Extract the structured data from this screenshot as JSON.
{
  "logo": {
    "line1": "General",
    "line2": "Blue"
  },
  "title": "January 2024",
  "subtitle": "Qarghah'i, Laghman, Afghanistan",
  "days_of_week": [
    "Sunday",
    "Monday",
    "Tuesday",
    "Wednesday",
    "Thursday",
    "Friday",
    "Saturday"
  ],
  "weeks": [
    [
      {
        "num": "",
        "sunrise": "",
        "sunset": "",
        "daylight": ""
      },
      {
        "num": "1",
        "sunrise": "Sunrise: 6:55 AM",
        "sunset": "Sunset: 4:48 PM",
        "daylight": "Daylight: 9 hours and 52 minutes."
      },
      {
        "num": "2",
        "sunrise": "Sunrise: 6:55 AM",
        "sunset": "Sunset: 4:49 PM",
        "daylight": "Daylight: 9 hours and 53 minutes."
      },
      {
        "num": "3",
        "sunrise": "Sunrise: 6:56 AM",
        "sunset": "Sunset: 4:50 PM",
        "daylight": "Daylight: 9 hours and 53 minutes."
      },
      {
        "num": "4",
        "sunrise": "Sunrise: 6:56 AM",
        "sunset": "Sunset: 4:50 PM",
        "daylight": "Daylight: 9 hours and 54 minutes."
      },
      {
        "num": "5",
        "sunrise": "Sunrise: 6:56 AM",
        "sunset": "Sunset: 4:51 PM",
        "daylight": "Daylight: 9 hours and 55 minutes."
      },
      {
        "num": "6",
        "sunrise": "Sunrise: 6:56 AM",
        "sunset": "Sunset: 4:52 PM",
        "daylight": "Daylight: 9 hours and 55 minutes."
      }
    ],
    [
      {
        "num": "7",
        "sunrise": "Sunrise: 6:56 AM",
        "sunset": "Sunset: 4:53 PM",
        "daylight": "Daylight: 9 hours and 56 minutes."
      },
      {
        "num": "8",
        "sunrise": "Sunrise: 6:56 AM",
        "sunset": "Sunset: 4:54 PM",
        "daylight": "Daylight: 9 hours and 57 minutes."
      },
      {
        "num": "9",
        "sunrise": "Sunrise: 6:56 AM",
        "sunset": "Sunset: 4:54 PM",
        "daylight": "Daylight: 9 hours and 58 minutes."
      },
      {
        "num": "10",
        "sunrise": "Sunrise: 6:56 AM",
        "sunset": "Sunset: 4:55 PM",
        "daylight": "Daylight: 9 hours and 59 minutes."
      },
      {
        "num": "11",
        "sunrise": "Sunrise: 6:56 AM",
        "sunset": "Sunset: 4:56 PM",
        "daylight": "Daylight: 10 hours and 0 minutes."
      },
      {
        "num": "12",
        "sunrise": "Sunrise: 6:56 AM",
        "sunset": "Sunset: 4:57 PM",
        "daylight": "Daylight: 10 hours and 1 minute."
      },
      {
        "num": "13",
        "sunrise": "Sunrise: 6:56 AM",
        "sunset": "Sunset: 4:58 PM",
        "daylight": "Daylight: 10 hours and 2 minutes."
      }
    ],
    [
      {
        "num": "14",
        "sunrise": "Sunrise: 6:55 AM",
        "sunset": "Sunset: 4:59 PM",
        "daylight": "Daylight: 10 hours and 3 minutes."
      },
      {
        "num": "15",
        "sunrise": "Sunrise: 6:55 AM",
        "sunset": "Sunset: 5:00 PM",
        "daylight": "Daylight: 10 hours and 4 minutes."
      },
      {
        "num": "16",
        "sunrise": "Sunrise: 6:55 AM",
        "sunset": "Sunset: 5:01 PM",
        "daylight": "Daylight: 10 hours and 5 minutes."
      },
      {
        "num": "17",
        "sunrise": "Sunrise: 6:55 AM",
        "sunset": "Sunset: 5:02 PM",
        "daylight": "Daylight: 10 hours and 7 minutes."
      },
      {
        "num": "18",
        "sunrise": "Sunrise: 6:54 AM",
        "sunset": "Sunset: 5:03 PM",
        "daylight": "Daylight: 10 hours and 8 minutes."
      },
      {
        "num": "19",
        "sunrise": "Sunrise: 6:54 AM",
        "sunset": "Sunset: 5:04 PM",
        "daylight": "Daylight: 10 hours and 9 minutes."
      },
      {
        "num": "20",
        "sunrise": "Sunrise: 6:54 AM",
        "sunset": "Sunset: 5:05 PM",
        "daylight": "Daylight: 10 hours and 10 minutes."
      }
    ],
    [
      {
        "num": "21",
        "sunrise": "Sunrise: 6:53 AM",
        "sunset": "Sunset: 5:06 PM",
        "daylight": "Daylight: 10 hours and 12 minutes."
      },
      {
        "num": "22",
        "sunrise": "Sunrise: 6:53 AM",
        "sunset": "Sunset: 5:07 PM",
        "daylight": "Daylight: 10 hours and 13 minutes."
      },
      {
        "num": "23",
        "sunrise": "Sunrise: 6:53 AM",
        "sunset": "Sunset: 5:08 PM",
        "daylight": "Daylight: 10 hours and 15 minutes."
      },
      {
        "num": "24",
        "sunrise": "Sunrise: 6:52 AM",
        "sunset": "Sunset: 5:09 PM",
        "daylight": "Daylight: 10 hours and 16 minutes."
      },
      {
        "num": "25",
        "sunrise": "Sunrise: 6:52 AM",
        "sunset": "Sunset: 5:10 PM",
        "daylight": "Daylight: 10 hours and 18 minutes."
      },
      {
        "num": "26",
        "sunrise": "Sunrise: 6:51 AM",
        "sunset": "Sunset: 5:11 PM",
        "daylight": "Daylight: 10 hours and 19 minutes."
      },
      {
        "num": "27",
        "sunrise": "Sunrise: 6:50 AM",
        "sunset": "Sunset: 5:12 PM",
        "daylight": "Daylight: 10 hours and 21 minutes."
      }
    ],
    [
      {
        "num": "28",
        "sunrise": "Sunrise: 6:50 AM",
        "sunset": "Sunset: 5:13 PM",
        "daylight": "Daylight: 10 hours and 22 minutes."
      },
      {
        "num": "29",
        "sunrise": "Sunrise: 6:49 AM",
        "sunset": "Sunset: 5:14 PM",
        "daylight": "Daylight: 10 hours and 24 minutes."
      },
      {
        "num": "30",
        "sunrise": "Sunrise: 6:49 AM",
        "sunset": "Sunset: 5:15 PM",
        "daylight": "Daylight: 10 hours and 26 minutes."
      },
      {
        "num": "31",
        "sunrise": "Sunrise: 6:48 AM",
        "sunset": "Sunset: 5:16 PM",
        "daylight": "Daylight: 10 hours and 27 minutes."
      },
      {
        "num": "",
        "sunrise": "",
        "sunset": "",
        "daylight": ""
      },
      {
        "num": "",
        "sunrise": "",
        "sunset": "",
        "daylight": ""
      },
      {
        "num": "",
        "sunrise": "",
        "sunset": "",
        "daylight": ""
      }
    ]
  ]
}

Written request
Restate the whole listing exactly.

Expected output
Extract the structured data from this screenshot as JSON.
{
  "logo": {
    "line1": "General",
    "line2": "Blue"
  },
  "title": "January 2024",
  "subtitle": "Qarghah'i, Laghman, Afghanistan",
  "days_of_week": [
    "Sunday",
    "Monday",
    "Tuesday",
    "Wednesday",
    "Thursday",
    "Friday",
    "Saturday"
  ],
  "weeks": [
    [
      {
        "num": "",
        "sunrise": "",
        "sunset": "",
        "daylight": ""
      },
      {
        "num": "1",
        "sunrise": "Sunrise: 6:55 AM",
        "sunset": "Sunset: 4:48 PM",
        "daylight": "Daylight: 9 hours and 52 minutes."
      },
      {
        "num": "2",
        "sunrise": "Sunrise: 6:55 AM",
        "sunset": "Sunset: 4:49 PM",
        "daylight": "Daylight: 9 hours and 53 minutes."
      },
      {
        "num": "3",
        "sunrise": "Sunrise: 6:56 AM",
        "sunset": "Sunset: 4:50 PM",
        "daylight": "Daylight: 9 hours and 53 minutes."
      },
      {
        "num": "4",
        "sunrise": "Sunrise: 6:56 AM",
        "sunset": "Sunset: 4:50 PM",
        "daylight": "Daylight: 9 hours and 54 minutes."
      },
      {
        "num": "5",
        "sunrise": "Sunrise: 6:56 AM",
        "sunset": "Sunset: 4:51 PM",
        "daylight": "Daylight: 9 hours and 55 minutes."
      },
      {
        "num": "6",
        "sunrise": "Sunrise: 6:56 AM",
        "sunset": "Sunset: 4:52 PM",
        "daylight": "Daylight: 9 hours and 55 minutes."
      }
    ],
    [
      {
        "num": "7",
        "sunrise": "Sunrise: 6:56 AM",
        "sunset": "Sunset: 4:53 PM",
        "daylight": "Daylight: 9 hours and 56 minutes."
      },
      {
        "num": "8",
        "sunrise": "Sunrise: 6:56 AM",
        "sunset": "Sunset: 4:54 PM",
        "daylight": "Daylight: 9 hours and 57 minutes."
      },
      {
        "num": "9",
        "sunrise": "Sunrise: 6:56 AM",
        "sunset": "Sunset: 4:54 PM",
        "daylight": "Daylight: 9 hours and 58 minutes."
      },
      {
        "num": "10",
        "sunrise": "Sunrise: 6:56 AM",
        "sunset": "Sunset: 4:55 PM",
        "daylight": "Daylight: 9 hours and 59 minutes."
      },
      {
        "num": "11",
        "sunrise": "Sunrise: 6:56 AM",
        "sunset": "Sunset: 4:56 PM",
        "daylight": "Daylight: 10 hours and 0 minutes."
      },
      {
        "num": "12",
        "sunrise": "Sunrise: 6:56 AM",
        "sunset": "Sunset: 4:57 PM",
        "daylight": "Daylight: 10 hours and 1 minute."
      },
      {
        "num": "13",
        "sunrise": "Sunrise: 6:56 AM",
        "sunset": "Sunset: 4:58 PM",
        "daylight": "Daylight: 10 hours and 2 minutes."
      }
    ],
    [
      {
        "num": "14",
        "sunrise": "Sunrise: 6:55 AM",
        "sunset": "Sunset: 4:59 PM",
        "daylight": "Daylight: 10 hours and 3 minutes."
      },
      {
        "num": "15",
        "sunrise": "Sunrise: 6:55 AM",
        "sunset": "Sunset: 5:00 PM",
        "daylight": "Daylight: 10 hours and 4 minutes."
      },
      {
        "num": "16",
        "sunrise": "Sunrise: 6:55 AM",
        "sunset": "Sunset: 5:01 PM",
        "daylight": "Daylight: 10 hours and 5 minutes."
      },
      {
        "num": "17",
        "sunrise": "Sunrise: 6:55 AM",
        "sunset": "Sunset: 5:02 PM",
        "daylight": "Daylight: 10 hours and 7 minutes."
      },
      {
        "num": "18",
        "sunrise": "Sunrise: 6:54 AM",
        "sunset": "Sunset: 5:03 PM",
        "daylight": "Daylight: 10 hours and 8 minutes."
      },
      {
        "num": "19",
        "sunrise": "Sunrise: 6:54 AM",
        "sunset": "Sunset: 5:04 PM",
        "daylight": "Daylight: 10 hours and 9 minutes."
      },
      {
        "num": "20",
        "sunrise": "Sunrise: 6:54 AM",
        "sunset": "Sunset: 5:05 PM",
        "daylight": "Daylight: 10 hours and 10 minutes."
      }
    ],
    [
      {
        "num": "21",
        "sunrise": "Sunrise: 6:53 AM",
        "sunset": "Sunset: 5:06 PM",
        "daylight": "Daylight: 10 hours and 12 minutes."
      },
      {
        "num": "22",
        "sunrise": "Sunrise: 6:53 AM",
        "sunset": "Sunset: 5:07 PM",
        "daylight": "Daylight: 10 hours and 13 minutes."
      },
      {
        "num": "23",
        "sunrise": "Sunrise: 6:53 AM",
        "sunset": "Sunset: 5:08 PM",
        "daylight": "Daylight: 10 hours and 15 minutes."
      },
      {
        "num": "24",
        "sunrise": "Sunrise: 6:52 AM",
        "sunset": "Sunset: 5:09 PM",
        "daylight": "Daylight: 10 hours and 16 minutes."
      },
      {
        "num": "25",
        "sunrise": "Sunrise: 6:52 AM",
        "sunset": "Sunset: 5:10 PM",
        "daylight": "Daylight: 10 hours and 18 minutes."
      },
      {
        "num": "26",
        "sunrise": "Sunrise: 6:51 AM",
        "sunset": "Sunset: 5:11 PM",
        "daylight": "Daylight: 10 hours and 19 minutes."
      },
      {
        "num": "27",
        "sunrise": "Sunrise: 6:50 AM",
        "sunset": "Sunset: 5:12 PM",
        "daylight": "Daylight: 10 hours and 21 minutes."
      }
    ],
    [
      {
        "num": "28",
        "sunrise": "Sunrise: 6:50 AM",
        "sunset": "Sunset: 5:13 PM",
        "daylight": "Daylight: 10 hours and 22 minutes."
      },
      {
        "num": "29",
        "sunrise": "Sunrise: 6:49 AM",
        "sunset": "Sunset: 5:14 PM",
        "daylight": "Daylight: 10 hours and 24 minutes."
      },
      {
        "num": "30",
        "sunrise": "Sunrise: 6:49 AM",
        "sunset": "Sunset: 5:15 PM",
        "daylight": "Daylight: 10 hours and 26 minutes."
      },
      {
        "num": "31",
        "sunrise": "Sunrise: 6:48 AM",
        "sunset": "Sunset: 5:16 PM",
        "daylight": "Daylight: 10 hours and 27 minutes."
      },
      {
        "num": "",
        "sunrise": "",
        "sunset": "",
        "daylight": ""
      },
      {
        "num": "",
        "sunrise": "",
        "sunset": "",
        "daylight": ""
      },
      {
        "num": "",
        "sunrise": "",
        "sunset": "",
        "daylight": ""
      }
    ]
  ]
}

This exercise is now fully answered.